Extracted data entries
════════════════
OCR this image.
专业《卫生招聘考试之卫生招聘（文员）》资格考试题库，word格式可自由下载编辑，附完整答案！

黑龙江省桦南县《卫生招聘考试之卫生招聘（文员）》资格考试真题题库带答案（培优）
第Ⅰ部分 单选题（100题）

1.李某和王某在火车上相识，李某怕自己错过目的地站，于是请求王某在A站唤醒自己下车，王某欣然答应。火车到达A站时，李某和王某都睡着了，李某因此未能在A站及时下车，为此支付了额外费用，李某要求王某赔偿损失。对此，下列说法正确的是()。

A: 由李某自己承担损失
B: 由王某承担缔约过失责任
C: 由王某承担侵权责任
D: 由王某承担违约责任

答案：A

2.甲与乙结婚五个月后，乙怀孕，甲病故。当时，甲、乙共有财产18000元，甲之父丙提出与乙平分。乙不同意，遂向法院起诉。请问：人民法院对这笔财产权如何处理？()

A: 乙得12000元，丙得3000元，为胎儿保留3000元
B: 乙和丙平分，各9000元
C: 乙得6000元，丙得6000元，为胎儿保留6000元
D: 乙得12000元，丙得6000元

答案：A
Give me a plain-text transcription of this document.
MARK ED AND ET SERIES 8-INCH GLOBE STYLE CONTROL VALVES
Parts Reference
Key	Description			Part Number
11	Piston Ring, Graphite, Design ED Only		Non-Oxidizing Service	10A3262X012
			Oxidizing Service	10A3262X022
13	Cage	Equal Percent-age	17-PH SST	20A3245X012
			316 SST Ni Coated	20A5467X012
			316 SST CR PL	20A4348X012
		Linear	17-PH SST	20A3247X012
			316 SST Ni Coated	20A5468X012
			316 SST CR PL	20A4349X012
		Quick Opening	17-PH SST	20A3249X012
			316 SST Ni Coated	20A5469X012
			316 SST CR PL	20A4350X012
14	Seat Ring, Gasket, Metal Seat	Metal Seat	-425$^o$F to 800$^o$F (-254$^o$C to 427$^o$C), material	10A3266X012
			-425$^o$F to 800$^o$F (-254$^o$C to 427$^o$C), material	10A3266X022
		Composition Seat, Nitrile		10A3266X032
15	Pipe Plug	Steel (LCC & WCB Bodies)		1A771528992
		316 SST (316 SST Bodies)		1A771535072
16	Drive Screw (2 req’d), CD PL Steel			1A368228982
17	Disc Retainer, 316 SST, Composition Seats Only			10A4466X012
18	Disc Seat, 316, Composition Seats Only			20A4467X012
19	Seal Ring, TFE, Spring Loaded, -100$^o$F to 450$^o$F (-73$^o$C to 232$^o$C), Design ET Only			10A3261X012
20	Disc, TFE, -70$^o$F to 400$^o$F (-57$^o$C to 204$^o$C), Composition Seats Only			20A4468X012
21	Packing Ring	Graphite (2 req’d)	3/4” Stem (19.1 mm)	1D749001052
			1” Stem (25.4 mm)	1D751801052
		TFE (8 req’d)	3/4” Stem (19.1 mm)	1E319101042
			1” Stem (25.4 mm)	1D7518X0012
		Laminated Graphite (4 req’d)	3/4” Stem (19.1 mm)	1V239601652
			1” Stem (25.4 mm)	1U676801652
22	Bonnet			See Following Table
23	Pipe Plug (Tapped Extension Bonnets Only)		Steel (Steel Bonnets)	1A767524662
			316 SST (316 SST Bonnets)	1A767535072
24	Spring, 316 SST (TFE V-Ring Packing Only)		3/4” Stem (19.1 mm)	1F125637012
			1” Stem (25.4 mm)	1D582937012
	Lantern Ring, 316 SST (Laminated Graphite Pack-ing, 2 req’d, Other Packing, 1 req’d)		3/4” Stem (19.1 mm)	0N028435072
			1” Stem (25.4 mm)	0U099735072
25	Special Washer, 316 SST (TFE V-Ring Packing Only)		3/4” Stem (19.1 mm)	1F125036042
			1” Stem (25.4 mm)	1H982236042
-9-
════════════════
* **Directions for this task**
Quote each line of the data above exactly as written.

* **Solution**
OCR this image.
专业《卫生招聘考试之卫生招聘（文员）》资格考试题库，word格式可自由下载编辑，附完整答案！

黑龙江省桦南县《卫生招聘考试之卫生招聘（文员）》资格考试真题题库带答案（培优）
第Ⅰ部分 单选题（100题）

1.李某和王某在火车上相识，李某怕自己错过目的地站，于是请求王某在A站唤醒自己下车，王某欣然答应。火车到达A站时，李某和王某都睡着了，李某因此未能在A站及时下车，为此支付了额外费用，李某要求王某赔偿损失。对此，下列说法正确的是()。

A: 由李某自己承担损失
B: 由王某承担缔约过失责任
C: 由王某承担侵权责任
D: 由王某承担违约责任

答案：A

2.甲与乙结婚五个月后，乙怀孕，甲病故。当时，甲、乙共有财产18000元，甲之父丙提出与乙平分。乙不同意，遂向法院起诉。请问：人民法院对这笔财产权如何处理？()

A: 乙得12000元，丙得3000元，为胎儿保留3000元
B: 乙和丙平分，各9000元
C: 乙得6000元，丙得6000元，为胎儿保留6000元
D: 乙得12000元，丙得6000元

答案：A
Give me a plain-text transcription of this document.
MARK ED AND ET SERIES 8-INCH GLOBE STYLE CONTROL VALVES
Parts Reference
Key	Description			Part Number
11	Piston Ring, Graphite, Design ED Only		Non-Oxidizing Service	10A3262X012
			Oxidizing Service	10A3262X022
13	Cage	Equal Percent-age	17-PH SST	20A3245X012
			316 SST Ni Coated	20A5467X012
			316 SST CR PL	20A4348X012
		Linear	17-PH SST	20A3247X012
			316 SST Ni Coated	20A5468X012
			316 SST CR PL	20A4349X012
		Quick Opening	17-PH SST	20A3249X012
			316 SST Ni Coated	20A5469X012
			316 SST CR PL	20A4350X012
14	Seat Ring, Gasket, Metal Seat	Metal Seat	-425$^o$F to 800$^o$F (-254$^o$C to 427$^o$C), material	10A3266X012
			-425$^o$F to 800$^o$F (-254$^o$C to 427$^o$C), material	10A3266X022
		Composition Seat, Nitrile		10A3266X032
15	Pipe Plug	Steel (LCC & WCB Bodies)		1A771528992
		316 SST (316 SST Bodies)		1A771535072
16	Drive Screw (2 req’d), CD PL Steel			1A368228982
17	Disc Retainer, 316 SST, Composition Seats Only			10A4466X012
18	Disc Seat, 316, Composition Seats Only			20A4467X012
19	Seal Ring, TFE, Spring Loaded, -100$^o$F to 450$^o$F (-73$^o$C to 232$^o$C), Design ET Only			10A3261X012
20	Disc, TFE, -70$^o$F to 400$^o$F (-57$^o$C to 204$^o$C), Composition Seats Only			20A4468X012
21	Packing Ring	Graphite (2 req’d)	3/4” Stem (19.1 mm)	1D749001052
			1” Stem (25.4 mm)	1D751801052
		TFE (8 req’d)	3/4” Stem (19.1 mm)	1E319101042
			1” Stem (25.4 mm)	1D7518X0012
		Laminated Graphite (4 req’d)	3/4” Stem (19.1 mm)	1V239601652
			1” Stem (25.4 mm)	1U676801652
22	Bonnet			See Following Table
23	Pipe Plug (Tapped Extension Bonnets Only)		Steel (Steel Bonnets)	1A767524662
			316 SST (316 SST Bonnets)	1A767535072
24	Spring, 316 SST (TFE V-Ring Packing Only)		3/4” Stem (19.1 mm)	1F125637012
			1” Stem (25.4 mm)	1D582937012
	Lantern Ring, 316 SST (Laminated Graphite Pack-ing, 2 req’d, Other Packing, 1 req’d)		3/4” Stem (19.1 mm)	0N028435072
			1” Stem (25.4 mm)	0U099735072
25	Special Washer, 316 SST (TFE V-Ring Packing Only)		3/4” Stem (19.1 mm)	1F125036042
			1” Stem (25.4 mm)	1H982236042
-9-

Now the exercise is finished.